Exactly retype the lines below from the one containing "What data populates" through the end of the listing. Leave pictures out.
— Start —
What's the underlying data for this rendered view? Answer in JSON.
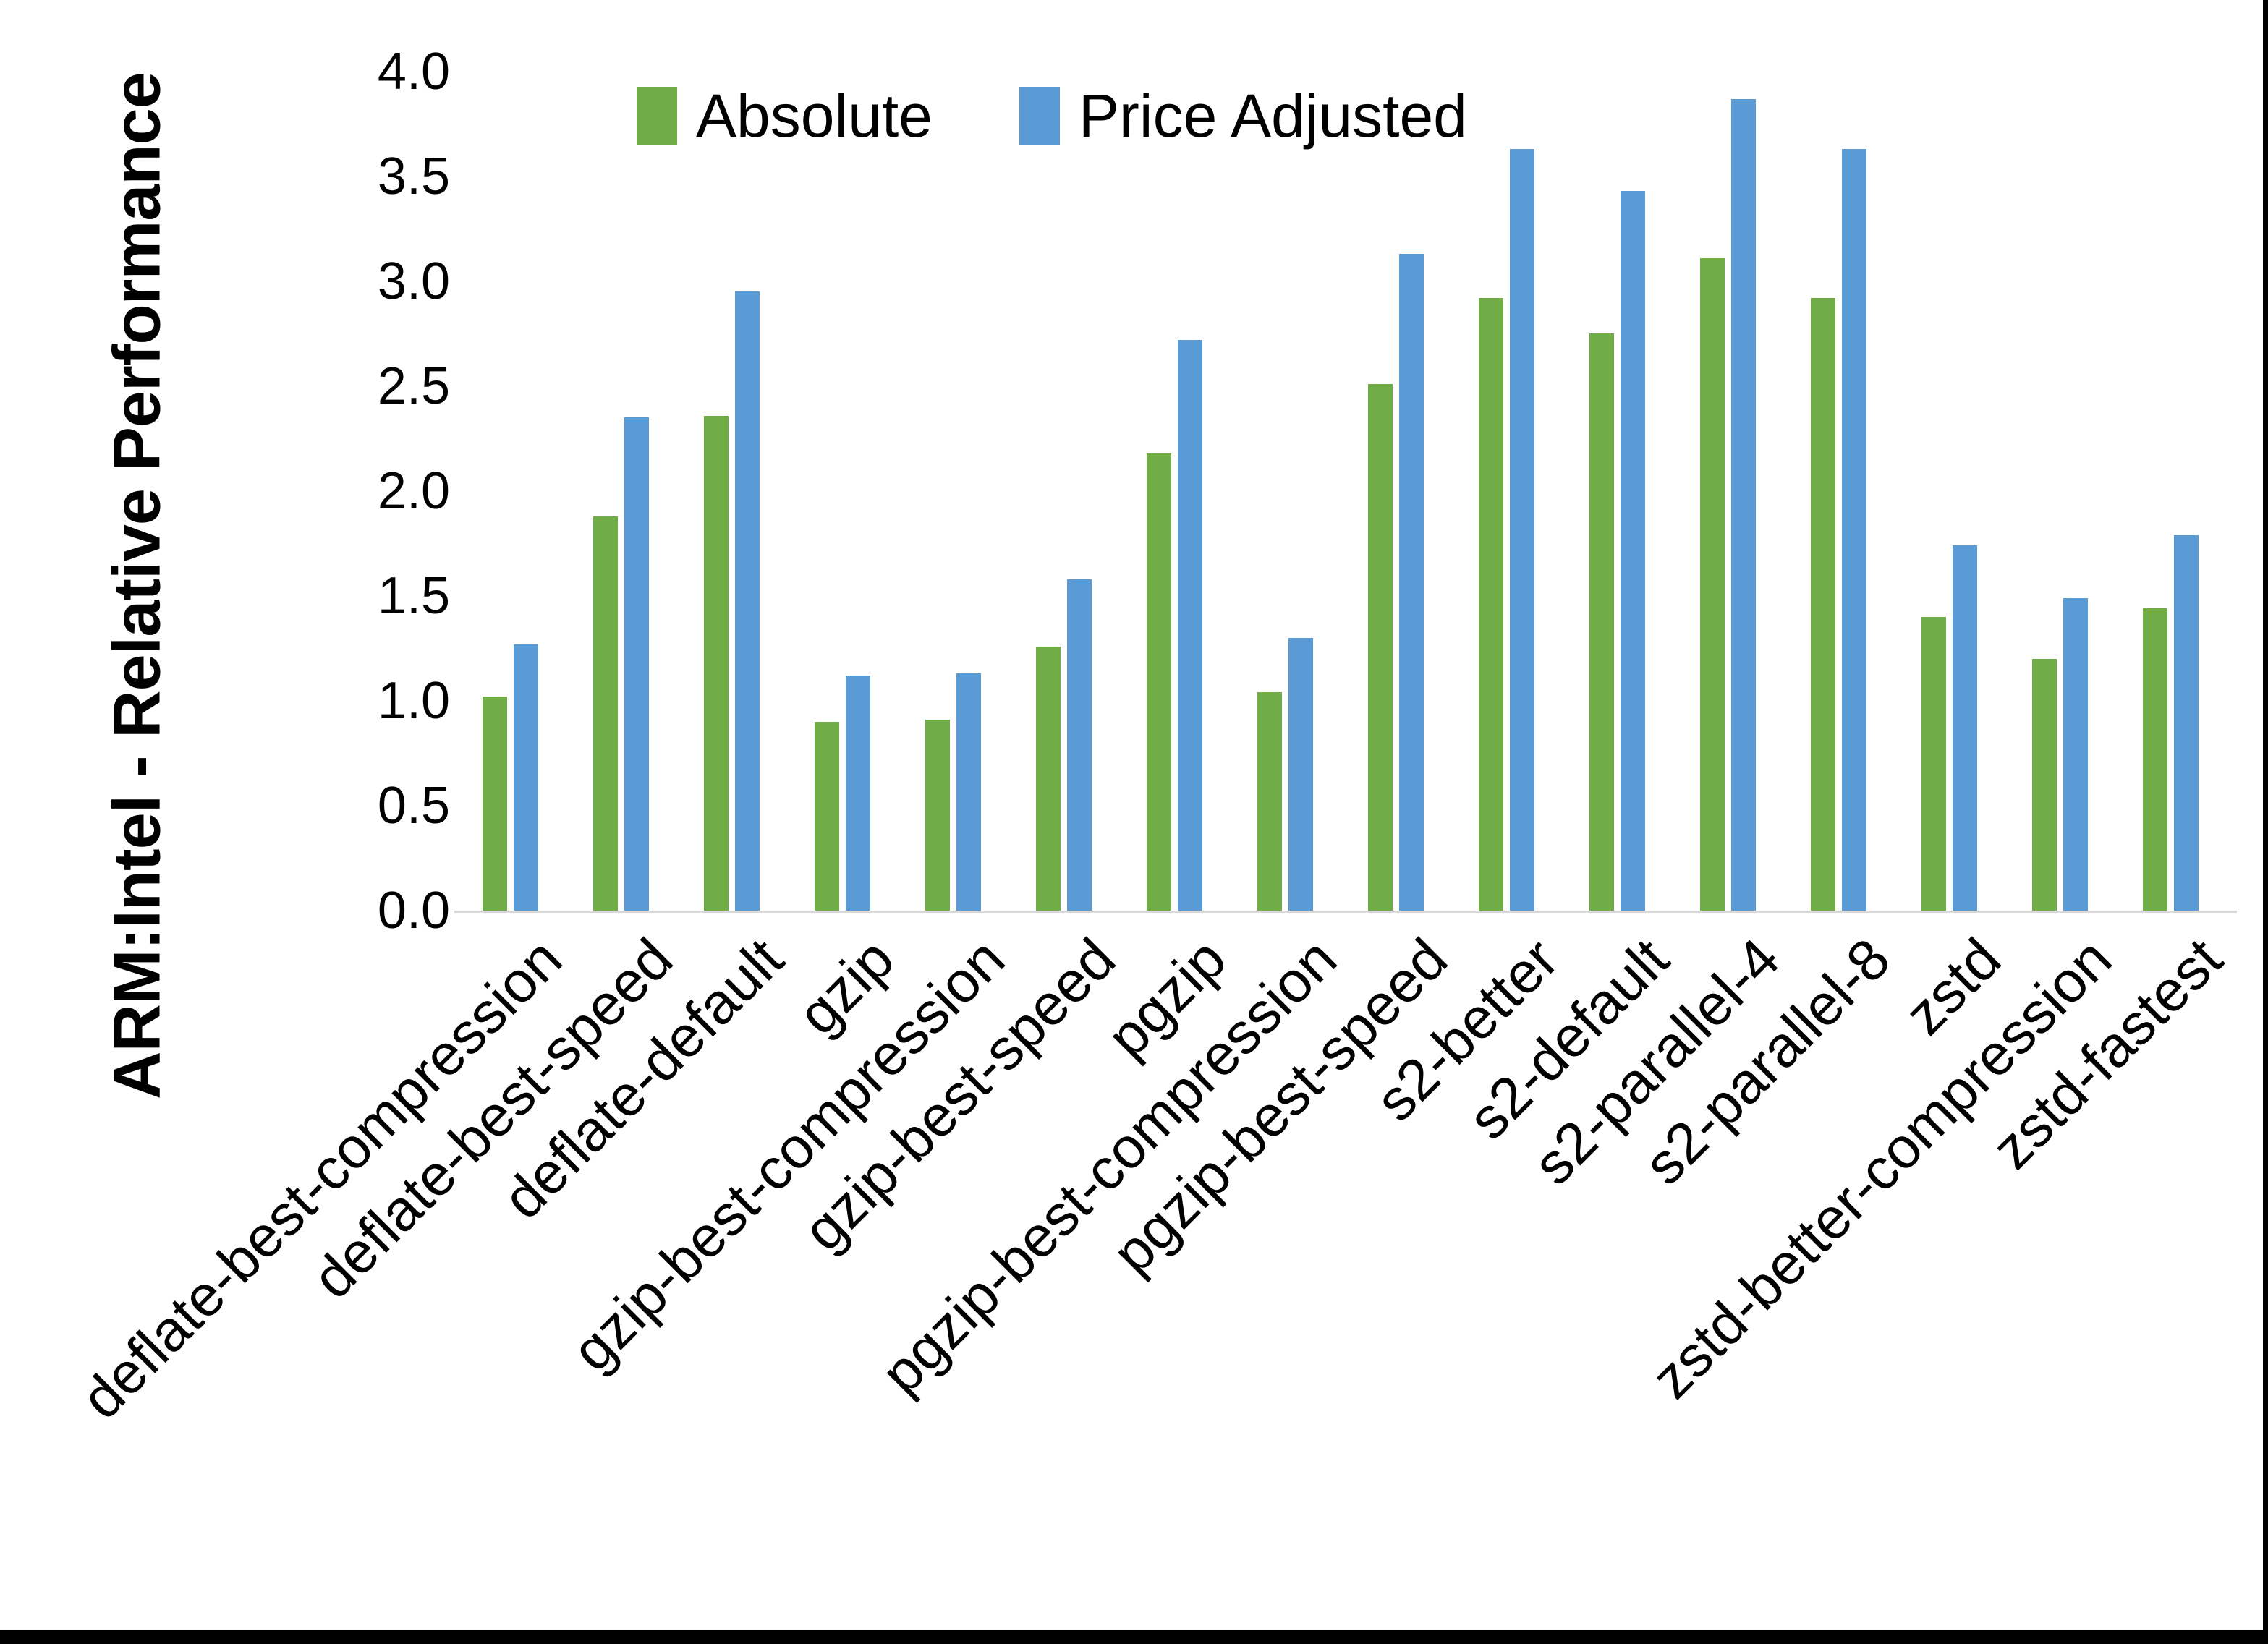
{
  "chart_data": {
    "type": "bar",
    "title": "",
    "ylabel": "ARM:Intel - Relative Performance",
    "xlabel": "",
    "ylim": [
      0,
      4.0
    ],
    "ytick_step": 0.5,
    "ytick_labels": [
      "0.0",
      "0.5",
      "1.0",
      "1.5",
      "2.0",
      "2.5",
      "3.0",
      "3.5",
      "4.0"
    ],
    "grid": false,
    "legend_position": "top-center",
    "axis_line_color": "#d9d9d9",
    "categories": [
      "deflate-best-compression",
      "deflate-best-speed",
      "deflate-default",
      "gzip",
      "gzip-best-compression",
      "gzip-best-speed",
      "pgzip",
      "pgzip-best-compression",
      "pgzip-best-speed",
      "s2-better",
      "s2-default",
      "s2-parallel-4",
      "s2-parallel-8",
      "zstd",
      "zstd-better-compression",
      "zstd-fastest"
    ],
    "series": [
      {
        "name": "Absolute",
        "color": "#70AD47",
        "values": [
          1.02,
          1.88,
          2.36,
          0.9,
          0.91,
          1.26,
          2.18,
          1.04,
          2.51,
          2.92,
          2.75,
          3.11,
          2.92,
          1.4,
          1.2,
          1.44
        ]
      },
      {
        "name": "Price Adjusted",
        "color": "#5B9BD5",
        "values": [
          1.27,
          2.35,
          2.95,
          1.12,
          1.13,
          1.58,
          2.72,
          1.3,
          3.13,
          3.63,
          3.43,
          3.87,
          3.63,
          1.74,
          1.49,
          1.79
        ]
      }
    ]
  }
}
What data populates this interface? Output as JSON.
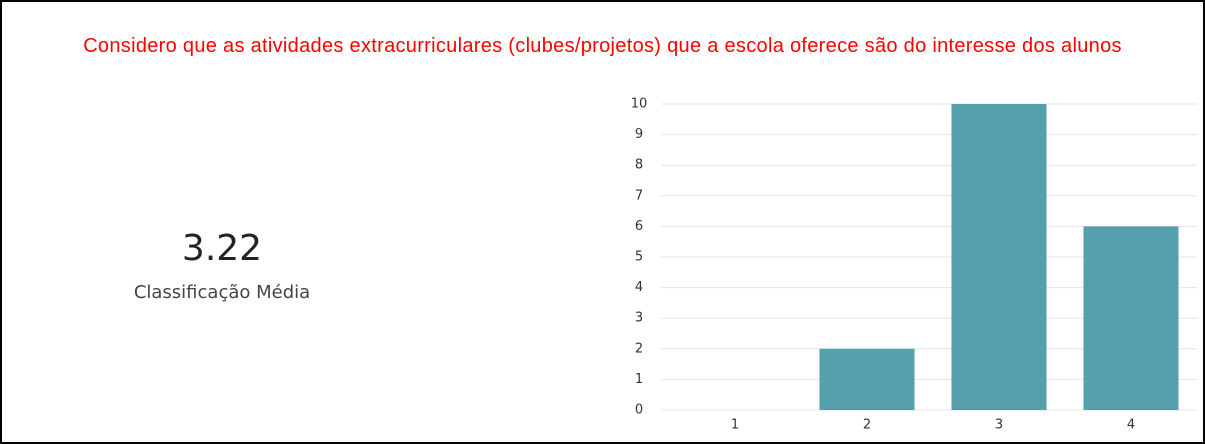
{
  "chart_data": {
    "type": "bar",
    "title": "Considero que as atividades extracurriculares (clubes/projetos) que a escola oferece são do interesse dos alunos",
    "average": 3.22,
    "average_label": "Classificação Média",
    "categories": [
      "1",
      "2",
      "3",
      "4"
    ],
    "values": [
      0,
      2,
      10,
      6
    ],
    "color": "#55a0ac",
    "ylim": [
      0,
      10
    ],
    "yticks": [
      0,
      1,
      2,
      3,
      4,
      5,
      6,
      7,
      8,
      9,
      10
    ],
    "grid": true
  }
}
— End —
*WRITTEN SOLUTION:*
What data populates this interface? Output as JSON.
{
  "chart_data": {
    "type": "bar",
    "title": "Considero que as atividades extracurriculares (clubes/projetos) que a escola oferece são do interesse dos alunos",
    "average": 3.22,
    "average_label": "Classificação Média",
    "categories": [
      "1",
      "2",
      "3",
      "4"
    ],
    "values": [
      0,
      2,
      10,
      6
    ],
    "color": "#55a0ac",
    "ylim": [
      0,
      10
    ],
    "yticks": [
      0,
      1,
      2,
      3,
      4,
      5,
      6,
      7,
      8,
      9,
      10
    ],
    "grid": true
  }
}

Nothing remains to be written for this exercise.